■ **Do this**
Find and copy each line of the records where the string "structure" shows up.

========

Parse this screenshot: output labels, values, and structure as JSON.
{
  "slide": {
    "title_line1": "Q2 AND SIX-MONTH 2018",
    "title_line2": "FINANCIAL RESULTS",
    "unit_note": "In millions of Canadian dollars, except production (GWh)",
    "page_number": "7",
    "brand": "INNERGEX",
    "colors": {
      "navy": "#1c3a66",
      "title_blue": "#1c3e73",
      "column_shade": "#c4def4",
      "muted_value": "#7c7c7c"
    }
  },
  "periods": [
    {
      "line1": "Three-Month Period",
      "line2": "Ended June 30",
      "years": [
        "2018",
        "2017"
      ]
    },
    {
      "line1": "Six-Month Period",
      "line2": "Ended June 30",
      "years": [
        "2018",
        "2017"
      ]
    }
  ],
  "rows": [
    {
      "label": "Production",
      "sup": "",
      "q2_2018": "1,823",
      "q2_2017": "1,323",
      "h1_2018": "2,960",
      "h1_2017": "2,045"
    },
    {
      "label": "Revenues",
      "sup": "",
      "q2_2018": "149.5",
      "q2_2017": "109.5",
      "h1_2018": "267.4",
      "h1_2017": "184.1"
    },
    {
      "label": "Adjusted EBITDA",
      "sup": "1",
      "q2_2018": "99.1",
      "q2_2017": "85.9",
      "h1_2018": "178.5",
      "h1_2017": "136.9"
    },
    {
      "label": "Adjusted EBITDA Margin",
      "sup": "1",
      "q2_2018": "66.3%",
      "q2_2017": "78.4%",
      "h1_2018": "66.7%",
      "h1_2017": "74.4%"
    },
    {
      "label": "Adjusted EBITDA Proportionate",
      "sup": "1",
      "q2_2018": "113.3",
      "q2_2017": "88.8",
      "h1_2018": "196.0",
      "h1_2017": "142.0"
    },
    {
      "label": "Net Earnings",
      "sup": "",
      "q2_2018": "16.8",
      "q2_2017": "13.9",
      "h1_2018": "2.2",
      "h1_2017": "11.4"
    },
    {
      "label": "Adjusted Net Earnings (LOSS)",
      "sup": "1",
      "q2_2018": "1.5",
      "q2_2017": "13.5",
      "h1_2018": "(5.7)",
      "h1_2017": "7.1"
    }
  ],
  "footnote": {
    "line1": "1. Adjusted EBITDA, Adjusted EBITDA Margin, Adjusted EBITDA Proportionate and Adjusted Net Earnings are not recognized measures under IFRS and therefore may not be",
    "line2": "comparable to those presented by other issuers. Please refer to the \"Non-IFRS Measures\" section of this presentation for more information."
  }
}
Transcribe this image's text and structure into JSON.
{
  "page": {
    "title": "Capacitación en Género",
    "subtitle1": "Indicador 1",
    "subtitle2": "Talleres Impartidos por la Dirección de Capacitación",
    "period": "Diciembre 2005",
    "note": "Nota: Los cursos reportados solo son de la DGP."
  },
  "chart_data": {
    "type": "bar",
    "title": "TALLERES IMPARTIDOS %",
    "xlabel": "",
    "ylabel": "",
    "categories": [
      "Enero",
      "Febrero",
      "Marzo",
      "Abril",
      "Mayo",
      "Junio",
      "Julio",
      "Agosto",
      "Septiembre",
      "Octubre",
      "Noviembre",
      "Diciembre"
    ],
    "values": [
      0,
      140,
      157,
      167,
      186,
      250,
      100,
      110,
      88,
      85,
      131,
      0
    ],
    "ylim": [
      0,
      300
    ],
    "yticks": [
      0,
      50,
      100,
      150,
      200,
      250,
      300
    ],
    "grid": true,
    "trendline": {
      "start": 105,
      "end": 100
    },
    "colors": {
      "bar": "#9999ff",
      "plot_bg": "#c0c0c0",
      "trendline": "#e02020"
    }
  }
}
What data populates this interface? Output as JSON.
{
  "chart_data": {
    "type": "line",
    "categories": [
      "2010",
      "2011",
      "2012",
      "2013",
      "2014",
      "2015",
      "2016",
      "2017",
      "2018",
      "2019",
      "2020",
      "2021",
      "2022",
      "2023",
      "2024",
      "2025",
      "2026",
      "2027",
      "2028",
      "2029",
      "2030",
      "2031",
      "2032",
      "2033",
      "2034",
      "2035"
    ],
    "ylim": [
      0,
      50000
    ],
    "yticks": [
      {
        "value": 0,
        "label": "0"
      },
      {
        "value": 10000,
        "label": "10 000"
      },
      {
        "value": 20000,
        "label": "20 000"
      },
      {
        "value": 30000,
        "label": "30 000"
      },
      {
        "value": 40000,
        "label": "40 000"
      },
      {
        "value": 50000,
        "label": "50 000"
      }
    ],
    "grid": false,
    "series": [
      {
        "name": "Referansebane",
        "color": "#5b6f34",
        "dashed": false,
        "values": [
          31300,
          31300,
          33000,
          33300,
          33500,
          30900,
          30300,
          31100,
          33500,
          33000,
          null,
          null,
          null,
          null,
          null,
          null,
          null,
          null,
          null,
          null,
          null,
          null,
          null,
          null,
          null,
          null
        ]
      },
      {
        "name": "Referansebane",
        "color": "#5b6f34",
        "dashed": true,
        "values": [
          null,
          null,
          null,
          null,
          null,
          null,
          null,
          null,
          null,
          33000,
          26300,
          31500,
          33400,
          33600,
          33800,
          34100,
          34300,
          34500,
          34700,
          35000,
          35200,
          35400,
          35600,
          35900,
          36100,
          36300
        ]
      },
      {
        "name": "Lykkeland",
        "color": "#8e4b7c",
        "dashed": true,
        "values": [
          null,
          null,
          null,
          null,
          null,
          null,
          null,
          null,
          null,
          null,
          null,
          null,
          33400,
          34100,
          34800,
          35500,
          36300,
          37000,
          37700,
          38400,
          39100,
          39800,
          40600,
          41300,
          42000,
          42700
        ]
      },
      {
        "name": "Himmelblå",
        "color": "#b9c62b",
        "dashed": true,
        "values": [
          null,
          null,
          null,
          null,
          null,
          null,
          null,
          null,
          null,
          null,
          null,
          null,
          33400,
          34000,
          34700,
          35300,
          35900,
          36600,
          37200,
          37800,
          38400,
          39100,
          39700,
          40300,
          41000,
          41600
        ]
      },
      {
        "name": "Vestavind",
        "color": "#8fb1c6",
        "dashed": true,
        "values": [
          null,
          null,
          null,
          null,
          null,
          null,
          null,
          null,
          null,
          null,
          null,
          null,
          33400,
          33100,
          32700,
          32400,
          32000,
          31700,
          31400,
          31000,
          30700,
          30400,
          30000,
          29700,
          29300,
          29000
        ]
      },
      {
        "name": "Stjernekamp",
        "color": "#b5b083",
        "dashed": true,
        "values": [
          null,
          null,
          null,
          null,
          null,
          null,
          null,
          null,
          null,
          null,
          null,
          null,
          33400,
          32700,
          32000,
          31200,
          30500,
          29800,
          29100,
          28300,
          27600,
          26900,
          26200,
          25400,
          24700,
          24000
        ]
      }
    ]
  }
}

========

■ **Worked answer**
Parse this screenshot: output labels, values, and structure as JSON.
Transcribe this image's text and structure into JSON.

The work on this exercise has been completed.